WORK TO DO.
Output the full material exactly as it appears here.

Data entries
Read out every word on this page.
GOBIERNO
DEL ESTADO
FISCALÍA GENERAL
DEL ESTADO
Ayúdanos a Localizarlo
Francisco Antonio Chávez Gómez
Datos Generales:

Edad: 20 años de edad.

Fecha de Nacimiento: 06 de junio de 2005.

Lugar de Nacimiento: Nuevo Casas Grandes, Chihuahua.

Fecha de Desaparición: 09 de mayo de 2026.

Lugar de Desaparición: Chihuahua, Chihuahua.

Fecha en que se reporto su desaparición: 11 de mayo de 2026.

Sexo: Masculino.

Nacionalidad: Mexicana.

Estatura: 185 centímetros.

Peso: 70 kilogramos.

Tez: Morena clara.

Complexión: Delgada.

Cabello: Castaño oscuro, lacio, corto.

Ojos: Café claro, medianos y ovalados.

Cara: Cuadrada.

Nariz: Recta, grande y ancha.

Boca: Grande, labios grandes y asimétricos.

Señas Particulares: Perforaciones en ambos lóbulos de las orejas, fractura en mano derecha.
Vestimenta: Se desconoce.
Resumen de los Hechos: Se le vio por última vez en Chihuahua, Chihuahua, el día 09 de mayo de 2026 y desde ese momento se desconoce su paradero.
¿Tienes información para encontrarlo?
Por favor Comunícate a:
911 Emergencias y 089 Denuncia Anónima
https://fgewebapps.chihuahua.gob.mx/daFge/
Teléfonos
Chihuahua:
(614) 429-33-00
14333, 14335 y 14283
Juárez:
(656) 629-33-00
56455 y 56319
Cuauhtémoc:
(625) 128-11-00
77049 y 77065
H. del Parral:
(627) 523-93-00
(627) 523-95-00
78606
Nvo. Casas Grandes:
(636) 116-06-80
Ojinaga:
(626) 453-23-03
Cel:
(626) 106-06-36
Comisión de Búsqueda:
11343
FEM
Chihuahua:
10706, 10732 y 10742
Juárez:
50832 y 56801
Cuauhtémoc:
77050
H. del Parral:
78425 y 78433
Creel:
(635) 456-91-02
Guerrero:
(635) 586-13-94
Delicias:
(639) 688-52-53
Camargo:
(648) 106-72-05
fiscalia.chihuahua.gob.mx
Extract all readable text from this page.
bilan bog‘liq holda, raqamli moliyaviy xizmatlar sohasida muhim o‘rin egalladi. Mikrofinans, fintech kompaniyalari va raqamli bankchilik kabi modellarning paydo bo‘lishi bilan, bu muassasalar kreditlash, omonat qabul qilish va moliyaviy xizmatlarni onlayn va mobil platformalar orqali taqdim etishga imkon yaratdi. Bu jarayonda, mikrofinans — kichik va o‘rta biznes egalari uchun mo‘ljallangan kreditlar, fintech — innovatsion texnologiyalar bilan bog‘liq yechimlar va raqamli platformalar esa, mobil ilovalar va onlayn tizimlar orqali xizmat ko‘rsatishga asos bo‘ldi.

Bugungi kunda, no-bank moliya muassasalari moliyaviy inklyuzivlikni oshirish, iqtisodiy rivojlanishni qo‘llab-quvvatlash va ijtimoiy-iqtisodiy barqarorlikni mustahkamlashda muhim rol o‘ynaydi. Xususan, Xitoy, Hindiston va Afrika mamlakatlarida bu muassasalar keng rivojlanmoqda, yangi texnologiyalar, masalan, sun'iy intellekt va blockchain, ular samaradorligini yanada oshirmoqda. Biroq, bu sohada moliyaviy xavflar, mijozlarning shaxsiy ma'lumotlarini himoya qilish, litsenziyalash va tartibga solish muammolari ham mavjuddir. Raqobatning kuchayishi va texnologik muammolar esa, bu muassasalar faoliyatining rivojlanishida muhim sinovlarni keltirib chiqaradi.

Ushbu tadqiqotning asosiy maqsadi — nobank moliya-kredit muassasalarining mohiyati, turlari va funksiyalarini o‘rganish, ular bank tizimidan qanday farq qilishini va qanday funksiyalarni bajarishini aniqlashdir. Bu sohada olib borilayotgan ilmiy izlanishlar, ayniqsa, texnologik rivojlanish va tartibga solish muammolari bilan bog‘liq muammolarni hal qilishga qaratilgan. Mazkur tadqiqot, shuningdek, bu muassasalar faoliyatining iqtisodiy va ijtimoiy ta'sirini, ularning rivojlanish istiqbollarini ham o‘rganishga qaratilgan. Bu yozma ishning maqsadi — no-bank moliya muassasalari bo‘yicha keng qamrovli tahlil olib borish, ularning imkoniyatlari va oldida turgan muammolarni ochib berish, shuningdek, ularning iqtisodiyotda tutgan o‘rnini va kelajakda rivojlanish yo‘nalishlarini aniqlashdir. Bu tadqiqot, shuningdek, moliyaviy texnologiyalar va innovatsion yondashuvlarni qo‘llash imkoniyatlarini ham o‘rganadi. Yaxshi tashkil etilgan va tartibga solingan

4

FINAL RESULT.
Read out every word on this page.
GOBIERNO
DEL ESTADO
FISCALÍA GENERAL
DEL ESTADO
Ayúdanos a Localizarlo
Francisco Antonio Chávez Gómez
Datos Generales:

Edad: 20 años de edad.

Fecha de Nacimiento: 06 de junio de 2005.

Lugar de Nacimiento: Nuevo Casas Grandes, Chihuahua.

Fecha de Desaparición: 09 de mayo de 2026.

Lugar de Desaparición: Chihuahua, Chihuahua.

Fecha en que se reporto su desaparición: 11 de mayo de 2026.

Sexo: Masculino.

Nacionalidad: Mexicana.

Estatura: 185 centímetros.

Peso: 70 kilogramos.

Tez: Morena clara.

Complexión: Delgada.

Cabello: Castaño oscuro, lacio, corto.

Ojos: Café claro, medianos y ovalados.

Cara: Cuadrada.

Nariz: Recta, grande y ancha.

Boca: Grande, labios grandes y asimétricos.

Señas Particulares: Perforaciones en ambos lóbulos de las orejas, fractura en mano derecha.
Vestimenta: Se desconoce.
Resumen de los Hechos: Se le vio por última vez en Chihuahua, Chihuahua, el día 09 de mayo de 2026 y desde ese momento se desconoce su paradero.
¿Tienes información para encontrarlo?
Por favor Comunícate a:
911 Emergencias y 089 Denuncia Anónima
https://fgewebapps.chihuahua.gob.mx/daFge/
Teléfonos
Chihuahua:
(614) 429-33-00
14333, 14335 y 14283
Juárez:
(656) 629-33-00
56455 y 56319
Cuauhtémoc:
(625) 128-11-00
77049 y 77065
H. del Parral:
(627) 523-93-00
(627) 523-95-00
78606
Nvo. Casas Grandes:
(636) 116-06-80
Ojinaga:
(626) 453-23-03
Cel:
(626) 106-06-36
Comisión de Búsqueda:
11343
FEM
Chihuahua:
10706, 10732 y 10742
Juárez:
50832 y 56801
Cuauhtémoc:
77050
H. del Parral:
78425 y 78433
Creel:
(635) 456-91-02
Guerrero:
(635) 586-13-94
Delicias:
(639) 688-52-53
Camargo:
(648) 106-72-05
fiscalia.chihuahua.gob.mx
Extract all readable text from this page.
bilan bog‘liq holda, raqamli moliyaviy xizmatlar sohasida muhim o‘rin egalladi. Mikrofinans, fintech kompaniyalari va raqamli bankchilik kabi modellarning paydo bo‘lishi bilan, bu muassasalar kreditlash, omonat qabul qilish va moliyaviy xizmatlarni onlayn va mobil platformalar orqali taqdim etishga imkon yaratdi. Bu jarayonda, mikrofinans — kichik va o‘rta biznes egalari uchun mo‘ljallangan kreditlar, fintech — innovatsion texnologiyalar bilan bog‘liq yechimlar va raqamli platformalar esa, mobil ilovalar va onlayn tizimlar orqali xizmat ko‘rsatishga asos bo‘ldi.

Bugungi kunda, no-bank moliya muassasalari moliyaviy inklyuzivlikni oshirish, iqtisodiy rivojlanishni qo‘llab-quvvatlash va ijtimoiy-iqtisodiy barqarorlikni mustahkamlashda muhim rol o‘ynaydi. Xususan, Xitoy, Hindiston va Afrika mamlakatlarida bu muassasalar keng rivojlanmoqda, yangi texnologiyalar, masalan, sun'iy intellekt va blockchain, ular samaradorligini yanada oshirmoqda. Biroq, bu sohada moliyaviy xavflar, mijozlarning shaxsiy ma'lumotlarini himoya qilish, litsenziyalash va tartibga solish muammolari ham mavjuddir. Raqobatning kuchayishi va texnologik muammolar esa, bu muassasalar faoliyatining rivojlanishida muhim sinovlarni keltirib chiqaradi.

Ushbu tadqiqotning asosiy maqsadi — nobank moliya-kredit muassasalarining mohiyati, turlari va funksiyalarini o‘rganish, ular bank tizimidan qanday farq qilishini va qanday funksiyalarni bajarishini aniqlashdir. Bu sohada olib borilayotgan ilmiy izlanishlar, ayniqsa, texnologik rivojlanish va tartibga solish muammolari bilan bog‘liq muammolarni hal qilishga qaratilgan. Mazkur tadqiqot, shuningdek, bu muassasalar faoliyatining iqtisodiy va ijtimoiy ta'sirini, ularning rivojlanish istiqbollarini ham o‘rganishga qaratilgan. Bu yozma ishning maqsadi — no-bank moliya muassasalari bo‘yicha keng qamrovli tahlil olib borish, ularning imkoniyatlari va oldida turgan muammolarni ochib berish, shuningdek, ularning iqtisodiyotda tutgan o‘rnini va kelajakda rivojlanish yo‘nalishlarini aniqlashdir. Bu tadqiqot, shuningdek, moliyaviy texnologiyalar va innovatsion yondashuvlarni qo‘llash imkoniyatlarini ham o‘rganadi. Yaxshi tashkil etilgan va tartibga solingan

4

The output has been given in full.